---------- The input

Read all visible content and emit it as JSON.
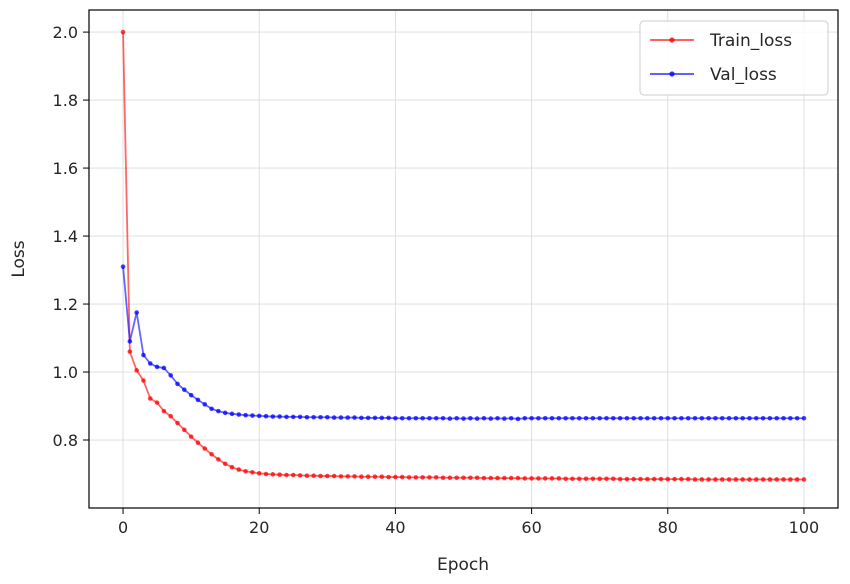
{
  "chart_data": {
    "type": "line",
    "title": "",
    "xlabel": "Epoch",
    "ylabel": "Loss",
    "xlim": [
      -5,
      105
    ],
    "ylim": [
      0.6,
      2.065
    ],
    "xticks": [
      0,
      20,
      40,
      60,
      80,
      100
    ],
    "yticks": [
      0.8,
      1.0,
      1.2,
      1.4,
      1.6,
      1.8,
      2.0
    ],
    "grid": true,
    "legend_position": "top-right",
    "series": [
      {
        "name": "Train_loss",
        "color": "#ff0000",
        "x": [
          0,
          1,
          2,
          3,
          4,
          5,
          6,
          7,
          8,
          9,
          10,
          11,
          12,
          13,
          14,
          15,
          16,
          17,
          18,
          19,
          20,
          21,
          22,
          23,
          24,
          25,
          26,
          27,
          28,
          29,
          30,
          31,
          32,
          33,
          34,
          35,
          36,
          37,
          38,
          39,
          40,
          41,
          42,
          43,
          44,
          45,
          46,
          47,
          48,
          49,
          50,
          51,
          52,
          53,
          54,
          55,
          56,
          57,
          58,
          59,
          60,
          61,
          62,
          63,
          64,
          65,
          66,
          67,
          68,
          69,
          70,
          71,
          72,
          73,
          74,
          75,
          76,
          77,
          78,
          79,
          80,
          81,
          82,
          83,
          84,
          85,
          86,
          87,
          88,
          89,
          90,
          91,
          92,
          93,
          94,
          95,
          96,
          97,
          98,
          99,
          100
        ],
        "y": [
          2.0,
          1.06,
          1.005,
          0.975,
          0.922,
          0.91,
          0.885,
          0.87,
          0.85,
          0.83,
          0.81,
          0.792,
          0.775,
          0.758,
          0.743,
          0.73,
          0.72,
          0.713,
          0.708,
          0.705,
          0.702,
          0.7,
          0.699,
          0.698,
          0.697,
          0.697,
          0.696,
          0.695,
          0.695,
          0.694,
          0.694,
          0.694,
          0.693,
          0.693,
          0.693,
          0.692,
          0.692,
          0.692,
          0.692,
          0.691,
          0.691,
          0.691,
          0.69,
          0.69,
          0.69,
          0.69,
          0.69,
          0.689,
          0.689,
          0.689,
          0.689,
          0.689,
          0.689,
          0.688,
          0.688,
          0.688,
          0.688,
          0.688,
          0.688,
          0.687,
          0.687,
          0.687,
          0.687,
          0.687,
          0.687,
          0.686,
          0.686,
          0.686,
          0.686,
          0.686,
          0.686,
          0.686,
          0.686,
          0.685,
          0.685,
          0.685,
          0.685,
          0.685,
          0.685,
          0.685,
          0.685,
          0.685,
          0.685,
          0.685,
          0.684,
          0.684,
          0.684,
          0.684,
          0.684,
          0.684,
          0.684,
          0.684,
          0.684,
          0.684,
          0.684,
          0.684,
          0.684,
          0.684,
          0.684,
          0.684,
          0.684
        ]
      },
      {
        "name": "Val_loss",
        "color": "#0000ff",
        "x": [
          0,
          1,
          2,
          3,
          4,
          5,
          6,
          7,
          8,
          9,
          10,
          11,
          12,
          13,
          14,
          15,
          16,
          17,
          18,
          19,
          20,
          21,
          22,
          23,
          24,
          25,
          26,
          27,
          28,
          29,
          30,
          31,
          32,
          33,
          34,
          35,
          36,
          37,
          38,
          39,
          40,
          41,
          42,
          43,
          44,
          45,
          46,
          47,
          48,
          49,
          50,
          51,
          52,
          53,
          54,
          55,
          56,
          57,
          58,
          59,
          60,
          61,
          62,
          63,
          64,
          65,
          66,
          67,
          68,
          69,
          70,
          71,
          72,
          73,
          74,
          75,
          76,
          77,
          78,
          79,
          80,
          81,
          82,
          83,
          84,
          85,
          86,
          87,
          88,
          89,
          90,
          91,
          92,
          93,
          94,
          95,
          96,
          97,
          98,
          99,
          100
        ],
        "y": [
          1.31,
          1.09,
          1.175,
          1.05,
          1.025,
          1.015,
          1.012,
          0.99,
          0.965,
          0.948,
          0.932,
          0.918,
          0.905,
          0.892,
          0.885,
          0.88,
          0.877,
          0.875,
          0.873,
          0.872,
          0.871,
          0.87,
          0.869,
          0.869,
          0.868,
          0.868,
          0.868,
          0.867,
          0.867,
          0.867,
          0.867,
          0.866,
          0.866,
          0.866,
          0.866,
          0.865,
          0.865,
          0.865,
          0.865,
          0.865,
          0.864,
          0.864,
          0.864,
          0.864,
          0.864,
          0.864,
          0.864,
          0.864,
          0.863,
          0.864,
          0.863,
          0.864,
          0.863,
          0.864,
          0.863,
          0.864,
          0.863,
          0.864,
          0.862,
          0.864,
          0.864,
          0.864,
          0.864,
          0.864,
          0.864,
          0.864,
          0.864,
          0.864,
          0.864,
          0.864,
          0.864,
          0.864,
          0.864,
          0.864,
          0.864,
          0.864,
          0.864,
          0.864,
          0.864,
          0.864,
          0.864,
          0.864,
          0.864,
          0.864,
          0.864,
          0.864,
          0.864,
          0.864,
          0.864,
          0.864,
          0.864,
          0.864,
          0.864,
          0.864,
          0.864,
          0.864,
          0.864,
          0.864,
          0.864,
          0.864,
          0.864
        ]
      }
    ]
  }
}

--------------------

Work required ->
Reproduce every record above exactly, but leave out the pictures.

Complete output ->
Read all visible content and emit it as JSON.
{
  "chart_data": {
    "type": "line",
    "title": "",
    "xlabel": "Epoch",
    "ylabel": "Loss",
    "xlim": [
      -5,
      105
    ],
    "ylim": [
      0.6,
      2.065
    ],
    "xticks": [
      0,
      20,
      40,
      60,
      80,
      100
    ],
    "yticks": [
      0.8,
      1.0,
      1.2,
      1.4,
      1.6,
      1.8,
      2.0
    ],
    "grid": true,
    "legend_position": "top-right",
    "series": [
      {
        "name": "Train_loss",
        "color": "#ff0000",
        "x": [
          0,
          1,
          2,
          3,
          4,
          5,
          6,
          7,
          8,
          9,
          10,
          11,
          12,
          13,
          14,
          15,
          16,
          17,
          18,
          19,
          20,
          21,
          22,
          23,
          24,
          25,
          26,
          27,
          28,
          29,
          30,
          31,
          32,
          33,
          34,
          35,
          36,
          37,
          38,
          39,
          40,
          41,
          42,
          43,
          44,
          45,
          46,
          47,
          48,
          49,
          50,
          51,
          52,
          53,
          54,
          55,
          56,
          57,
          58,
          59,
          60,
          61,
          62,
          63,
          64,
          65,
          66,
          67,
          68,
          69,
          70,
          71,
          72,
          73,
          74,
          75,
          76,
          77,
          78,
          79,
          80,
          81,
          82,
          83,
          84,
          85,
          86,
          87,
          88,
          89,
          90,
          91,
          92,
          93,
          94,
          95,
          96,
          97,
          98,
          99,
          100
        ],
        "y": [
          2.0,
          1.06,
          1.005,
          0.975,
          0.922,
          0.91,
          0.885,
          0.87,
          0.85,
          0.83,
          0.81,
          0.792,
          0.775,
          0.758,
          0.743,
          0.73,
          0.72,
          0.713,
          0.708,
          0.705,
          0.702,
          0.7,
          0.699,
          0.698,
          0.697,
          0.697,
          0.696,
          0.695,
          0.695,
          0.694,
          0.694,
          0.694,
          0.693,
          0.693,
          0.693,
          0.692,
          0.692,
          0.692,
          0.692,
          0.691,
          0.691,
          0.691,
          0.69,
          0.69,
          0.69,
          0.69,
          0.69,
          0.689,
          0.689,
          0.689,
          0.689,
          0.689,
          0.689,
          0.688,
          0.688,
          0.688,
          0.688,
          0.688,
          0.688,
          0.687,
          0.687,
          0.687,
          0.687,
          0.687,
          0.687,
          0.686,
          0.686,
          0.686,
          0.686,
          0.686,
          0.686,
          0.686,
          0.686,
          0.685,
          0.685,
          0.685,
          0.685,
          0.685,
          0.685,
          0.685,
          0.685,
          0.685,
          0.685,
          0.685,
          0.684,
          0.684,
          0.684,
          0.684,
          0.684,
          0.684,
          0.684,
          0.684,
          0.684,
          0.684,
          0.684,
          0.684,
          0.684,
          0.684,
          0.684,
          0.684,
          0.684
        ]
      },
      {
        "name": "Val_loss",
        "color": "#0000ff",
        "x": [
          0,
          1,
          2,
          3,
          4,
          5,
          6,
          7,
          8,
          9,
          10,
          11,
          12,
          13,
          14,
          15,
          16,
          17,
          18,
          19,
          20,
          21,
          22,
          23,
          24,
          25,
          26,
          27,
          28,
          29,
          30,
          31,
          32,
          33,
          34,
          35,
          36,
          37,
          38,
          39,
          40,
          41,
          42,
          43,
          44,
          45,
          46,
          47,
          48,
          49,
          50,
          51,
          52,
          53,
          54,
          55,
          56,
          57,
          58,
          59,
          60,
          61,
          62,
          63,
          64,
          65,
          66,
          67,
          68,
          69,
          70,
          71,
          72,
          73,
          74,
          75,
          76,
          77,
          78,
          79,
          80,
          81,
          82,
          83,
          84,
          85,
          86,
          87,
          88,
          89,
          90,
          91,
          92,
          93,
          94,
          95,
          96,
          97,
          98,
          99,
          100
        ],
        "y": [
          1.31,
          1.09,
          1.175,
          1.05,
          1.025,
          1.015,
          1.012,
          0.99,
          0.965,
          0.948,
          0.932,
          0.918,
          0.905,
          0.892,
          0.885,
          0.88,
          0.877,
          0.875,
          0.873,
          0.872,
          0.871,
          0.87,
          0.869,
          0.869,
          0.868,
          0.868,
          0.868,
          0.867,
          0.867,
          0.867,
          0.867,
          0.866,
          0.866,
          0.866,
          0.866,
          0.865,
          0.865,
          0.865,
          0.865,
          0.865,
          0.864,
          0.864,
          0.864,
          0.864,
          0.864,
          0.864,
          0.864,
          0.864,
          0.863,
          0.864,
          0.863,
          0.864,
          0.863,
          0.864,
          0.863,
          0.864,
          0.863,
          0.864,
          0.862,
          0.864,
          0.864,
          0.864,
          0.864,
          0.864,
          0.864,
          0.864,
          0.864,
          0.864,
          0.864,
          0.864,
          0.864,
          0.864,
          0.864,
          0.864,
          0.864,
          0.864,
          0.864,
          0.864,
          0.864,
          0.864,
          0.864,
          0.864,
          0.864,
          0.864,
          0.864,
          0.864,
          0.864,
          0.864,
          0.864,
          0.864,
          0.864,
          0.864,
          0.864,
          0.864,
          0.864,
          0.864,
          0.864,
          0.864,
          0.864,
          0.864,
          0.864
        ]
      }
    ]
  }
}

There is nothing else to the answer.